Data entries

## START

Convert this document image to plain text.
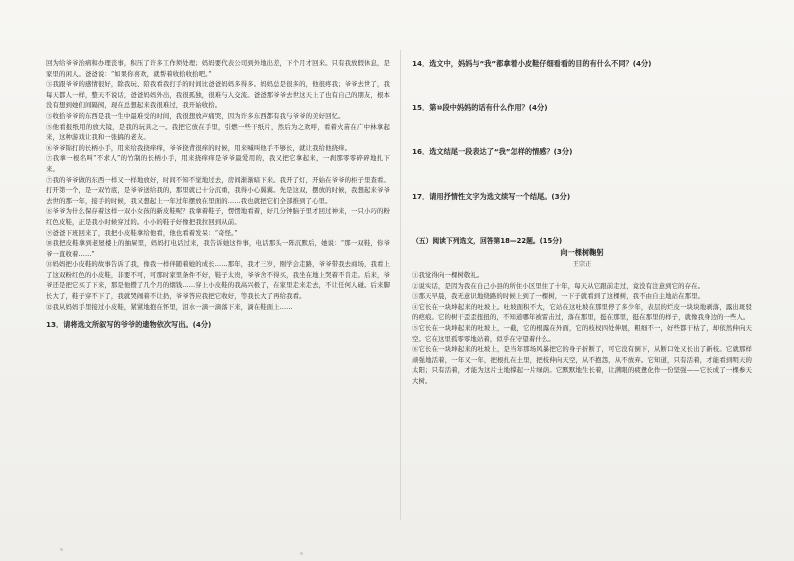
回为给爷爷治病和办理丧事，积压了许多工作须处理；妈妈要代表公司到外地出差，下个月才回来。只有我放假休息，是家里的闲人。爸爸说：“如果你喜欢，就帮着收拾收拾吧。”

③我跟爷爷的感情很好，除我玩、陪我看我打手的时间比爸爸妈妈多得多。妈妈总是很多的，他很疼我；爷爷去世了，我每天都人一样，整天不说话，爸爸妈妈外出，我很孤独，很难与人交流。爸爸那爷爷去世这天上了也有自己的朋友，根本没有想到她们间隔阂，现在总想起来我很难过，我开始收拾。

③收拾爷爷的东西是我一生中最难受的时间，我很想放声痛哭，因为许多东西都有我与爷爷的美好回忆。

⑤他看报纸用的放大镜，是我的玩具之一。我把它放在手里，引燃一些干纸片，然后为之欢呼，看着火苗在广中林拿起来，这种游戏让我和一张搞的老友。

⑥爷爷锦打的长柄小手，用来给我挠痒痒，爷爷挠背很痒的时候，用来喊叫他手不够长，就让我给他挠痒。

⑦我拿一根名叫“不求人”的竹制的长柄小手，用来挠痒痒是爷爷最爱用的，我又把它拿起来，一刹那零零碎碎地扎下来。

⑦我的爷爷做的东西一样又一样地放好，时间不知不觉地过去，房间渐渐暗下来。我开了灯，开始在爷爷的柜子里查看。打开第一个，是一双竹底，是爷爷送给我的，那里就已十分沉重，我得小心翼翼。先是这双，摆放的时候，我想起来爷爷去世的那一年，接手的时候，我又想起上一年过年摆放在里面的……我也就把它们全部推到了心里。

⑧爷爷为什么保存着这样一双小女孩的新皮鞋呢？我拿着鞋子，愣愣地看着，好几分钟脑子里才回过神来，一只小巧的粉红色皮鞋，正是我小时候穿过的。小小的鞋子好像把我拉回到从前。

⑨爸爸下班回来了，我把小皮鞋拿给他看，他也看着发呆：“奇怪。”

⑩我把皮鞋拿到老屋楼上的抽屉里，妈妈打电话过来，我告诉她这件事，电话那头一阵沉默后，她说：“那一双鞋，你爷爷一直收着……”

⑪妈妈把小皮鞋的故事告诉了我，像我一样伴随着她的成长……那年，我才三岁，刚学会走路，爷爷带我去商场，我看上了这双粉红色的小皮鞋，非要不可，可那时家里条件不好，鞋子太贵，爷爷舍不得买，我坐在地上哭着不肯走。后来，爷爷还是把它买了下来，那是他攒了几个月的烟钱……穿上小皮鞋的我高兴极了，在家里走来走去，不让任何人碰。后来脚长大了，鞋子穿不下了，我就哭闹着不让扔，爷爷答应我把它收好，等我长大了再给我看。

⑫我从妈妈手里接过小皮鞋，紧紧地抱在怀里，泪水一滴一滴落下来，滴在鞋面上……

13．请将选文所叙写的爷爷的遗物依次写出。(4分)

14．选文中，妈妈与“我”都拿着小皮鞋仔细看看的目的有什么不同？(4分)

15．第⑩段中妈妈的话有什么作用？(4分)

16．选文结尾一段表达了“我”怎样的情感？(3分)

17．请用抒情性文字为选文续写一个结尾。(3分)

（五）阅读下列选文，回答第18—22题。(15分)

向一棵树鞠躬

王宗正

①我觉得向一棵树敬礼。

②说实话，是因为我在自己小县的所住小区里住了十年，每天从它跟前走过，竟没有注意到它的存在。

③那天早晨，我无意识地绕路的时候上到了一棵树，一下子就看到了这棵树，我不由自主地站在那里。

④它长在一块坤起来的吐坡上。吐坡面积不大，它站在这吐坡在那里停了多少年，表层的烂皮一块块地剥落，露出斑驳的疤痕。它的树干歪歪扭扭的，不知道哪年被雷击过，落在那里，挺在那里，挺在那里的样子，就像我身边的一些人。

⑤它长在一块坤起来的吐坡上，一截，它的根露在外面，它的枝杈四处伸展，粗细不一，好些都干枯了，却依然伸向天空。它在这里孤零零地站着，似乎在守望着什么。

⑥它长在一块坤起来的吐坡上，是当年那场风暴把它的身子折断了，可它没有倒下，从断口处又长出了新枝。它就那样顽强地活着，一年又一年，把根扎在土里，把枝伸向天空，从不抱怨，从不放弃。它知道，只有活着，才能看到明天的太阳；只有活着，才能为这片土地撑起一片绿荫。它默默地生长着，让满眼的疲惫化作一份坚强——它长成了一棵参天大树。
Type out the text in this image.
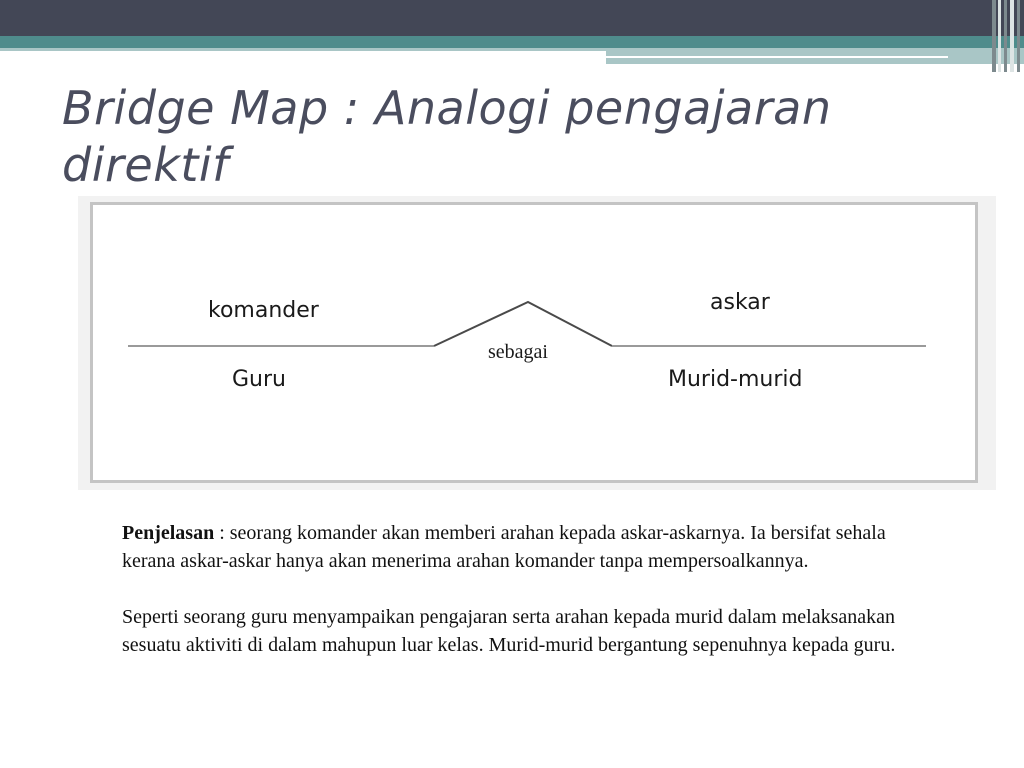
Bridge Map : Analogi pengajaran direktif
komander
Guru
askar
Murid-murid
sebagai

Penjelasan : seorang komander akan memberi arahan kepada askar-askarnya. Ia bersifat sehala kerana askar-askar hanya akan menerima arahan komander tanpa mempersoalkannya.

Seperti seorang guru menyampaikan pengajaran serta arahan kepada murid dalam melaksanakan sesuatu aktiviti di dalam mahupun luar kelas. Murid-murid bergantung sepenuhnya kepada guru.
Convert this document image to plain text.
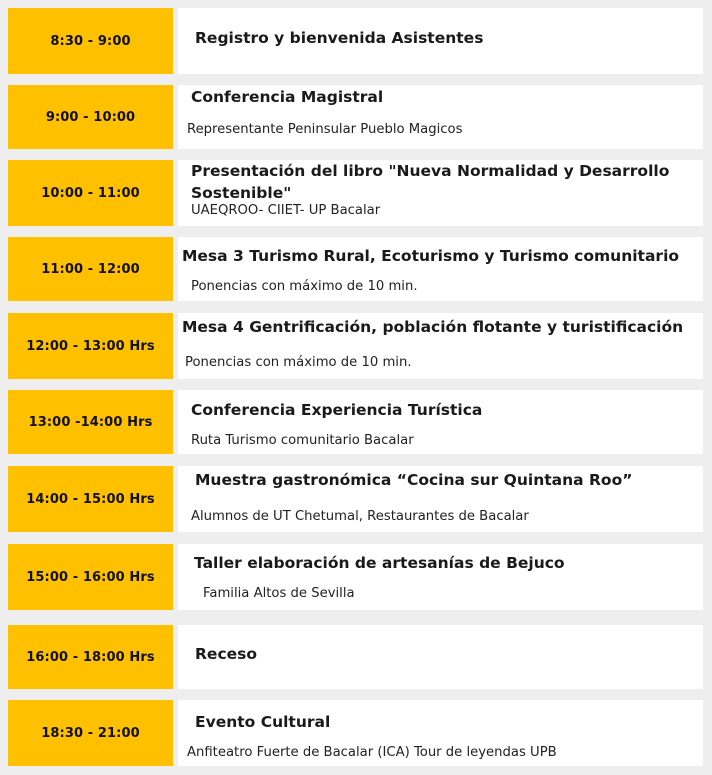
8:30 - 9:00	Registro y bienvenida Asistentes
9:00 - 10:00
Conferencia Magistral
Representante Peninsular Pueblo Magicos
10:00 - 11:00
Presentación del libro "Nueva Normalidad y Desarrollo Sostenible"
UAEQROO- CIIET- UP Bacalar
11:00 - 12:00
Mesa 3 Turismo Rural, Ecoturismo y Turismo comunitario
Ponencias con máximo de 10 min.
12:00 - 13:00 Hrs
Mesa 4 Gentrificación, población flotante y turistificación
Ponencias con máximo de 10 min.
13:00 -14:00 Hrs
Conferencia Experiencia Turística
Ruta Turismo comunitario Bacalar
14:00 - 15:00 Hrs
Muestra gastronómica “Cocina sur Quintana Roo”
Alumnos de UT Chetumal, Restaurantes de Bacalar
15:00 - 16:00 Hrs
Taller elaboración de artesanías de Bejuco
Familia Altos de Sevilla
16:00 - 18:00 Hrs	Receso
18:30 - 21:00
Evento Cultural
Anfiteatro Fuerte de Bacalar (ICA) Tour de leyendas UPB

## END

▸ **EXERCISE**: Copy every line above that holds the word "Turismo".

▸ **FINAL RESULT**:
Mesa 3 Turismo Rural, Ecoturismo y Turismo comunitario
Ruta Turismo comunitario Bacalar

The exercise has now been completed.